■ **WHAT YOU SHOULD DO**
Write the count of lines that contain the word "JSON" and nothing else.

■ **MATERIAL PROVIDED**
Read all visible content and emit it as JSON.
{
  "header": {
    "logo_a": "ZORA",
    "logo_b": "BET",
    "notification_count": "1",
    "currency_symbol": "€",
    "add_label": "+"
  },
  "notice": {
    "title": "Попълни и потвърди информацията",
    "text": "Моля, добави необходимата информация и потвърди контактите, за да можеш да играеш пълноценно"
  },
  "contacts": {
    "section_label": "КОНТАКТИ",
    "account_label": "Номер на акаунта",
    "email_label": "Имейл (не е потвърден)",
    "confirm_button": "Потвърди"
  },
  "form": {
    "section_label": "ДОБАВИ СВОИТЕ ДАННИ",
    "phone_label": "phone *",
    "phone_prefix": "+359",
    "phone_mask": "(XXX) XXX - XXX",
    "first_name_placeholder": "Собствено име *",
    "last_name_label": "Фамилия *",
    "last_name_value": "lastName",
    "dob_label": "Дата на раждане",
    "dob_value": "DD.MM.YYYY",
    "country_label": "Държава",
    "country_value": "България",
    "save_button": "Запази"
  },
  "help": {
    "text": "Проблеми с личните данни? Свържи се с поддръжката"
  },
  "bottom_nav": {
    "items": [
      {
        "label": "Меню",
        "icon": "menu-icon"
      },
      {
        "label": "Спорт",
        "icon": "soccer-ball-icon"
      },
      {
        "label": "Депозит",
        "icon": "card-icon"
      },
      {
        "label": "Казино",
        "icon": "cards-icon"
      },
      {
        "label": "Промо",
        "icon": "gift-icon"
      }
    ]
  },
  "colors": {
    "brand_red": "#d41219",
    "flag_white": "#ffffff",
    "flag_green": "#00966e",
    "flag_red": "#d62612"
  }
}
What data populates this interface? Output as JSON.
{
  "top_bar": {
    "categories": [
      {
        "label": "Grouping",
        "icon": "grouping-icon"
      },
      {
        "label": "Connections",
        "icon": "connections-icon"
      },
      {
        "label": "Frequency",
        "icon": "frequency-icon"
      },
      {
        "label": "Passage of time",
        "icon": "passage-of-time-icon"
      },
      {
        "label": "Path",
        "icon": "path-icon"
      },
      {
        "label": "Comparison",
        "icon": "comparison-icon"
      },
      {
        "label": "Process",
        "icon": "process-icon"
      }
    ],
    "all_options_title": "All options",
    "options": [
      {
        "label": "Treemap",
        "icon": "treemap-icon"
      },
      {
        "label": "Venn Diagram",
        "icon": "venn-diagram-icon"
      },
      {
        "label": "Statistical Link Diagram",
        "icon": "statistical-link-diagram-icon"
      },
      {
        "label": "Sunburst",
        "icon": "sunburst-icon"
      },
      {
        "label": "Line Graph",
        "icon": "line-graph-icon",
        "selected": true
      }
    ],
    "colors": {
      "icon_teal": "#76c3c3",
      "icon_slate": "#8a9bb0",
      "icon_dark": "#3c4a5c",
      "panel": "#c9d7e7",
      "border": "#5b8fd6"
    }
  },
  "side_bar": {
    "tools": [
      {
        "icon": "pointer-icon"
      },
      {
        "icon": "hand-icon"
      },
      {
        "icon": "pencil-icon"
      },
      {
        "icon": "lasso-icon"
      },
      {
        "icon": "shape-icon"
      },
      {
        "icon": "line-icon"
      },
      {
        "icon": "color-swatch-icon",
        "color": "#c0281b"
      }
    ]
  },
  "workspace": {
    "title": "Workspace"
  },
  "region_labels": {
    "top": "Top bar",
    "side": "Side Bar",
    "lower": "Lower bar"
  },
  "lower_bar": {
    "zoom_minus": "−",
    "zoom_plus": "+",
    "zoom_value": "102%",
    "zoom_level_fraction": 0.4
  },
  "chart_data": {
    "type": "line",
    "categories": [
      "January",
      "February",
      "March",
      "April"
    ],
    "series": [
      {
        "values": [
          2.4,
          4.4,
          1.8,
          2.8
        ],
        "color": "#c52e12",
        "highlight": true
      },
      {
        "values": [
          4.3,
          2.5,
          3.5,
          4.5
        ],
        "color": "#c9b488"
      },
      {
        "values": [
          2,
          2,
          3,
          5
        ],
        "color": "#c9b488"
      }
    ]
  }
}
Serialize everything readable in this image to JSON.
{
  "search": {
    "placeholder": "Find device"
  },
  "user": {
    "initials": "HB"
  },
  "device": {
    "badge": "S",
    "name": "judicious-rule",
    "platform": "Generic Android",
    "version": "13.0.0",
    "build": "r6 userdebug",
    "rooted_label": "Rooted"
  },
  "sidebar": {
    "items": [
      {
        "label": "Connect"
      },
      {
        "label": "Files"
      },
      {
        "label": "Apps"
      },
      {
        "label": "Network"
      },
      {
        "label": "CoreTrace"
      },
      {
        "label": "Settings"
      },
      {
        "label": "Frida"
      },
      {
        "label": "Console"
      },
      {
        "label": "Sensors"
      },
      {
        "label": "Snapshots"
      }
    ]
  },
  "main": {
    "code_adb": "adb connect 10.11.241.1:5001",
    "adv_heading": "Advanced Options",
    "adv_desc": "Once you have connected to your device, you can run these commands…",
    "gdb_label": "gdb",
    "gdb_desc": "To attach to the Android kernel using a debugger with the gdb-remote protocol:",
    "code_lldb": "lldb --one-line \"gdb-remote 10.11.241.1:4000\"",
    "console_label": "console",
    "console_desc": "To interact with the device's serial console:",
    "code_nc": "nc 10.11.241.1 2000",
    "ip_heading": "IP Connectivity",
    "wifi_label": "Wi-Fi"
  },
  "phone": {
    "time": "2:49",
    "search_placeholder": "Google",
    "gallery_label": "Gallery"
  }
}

■ **OUTPUT BELOW**
3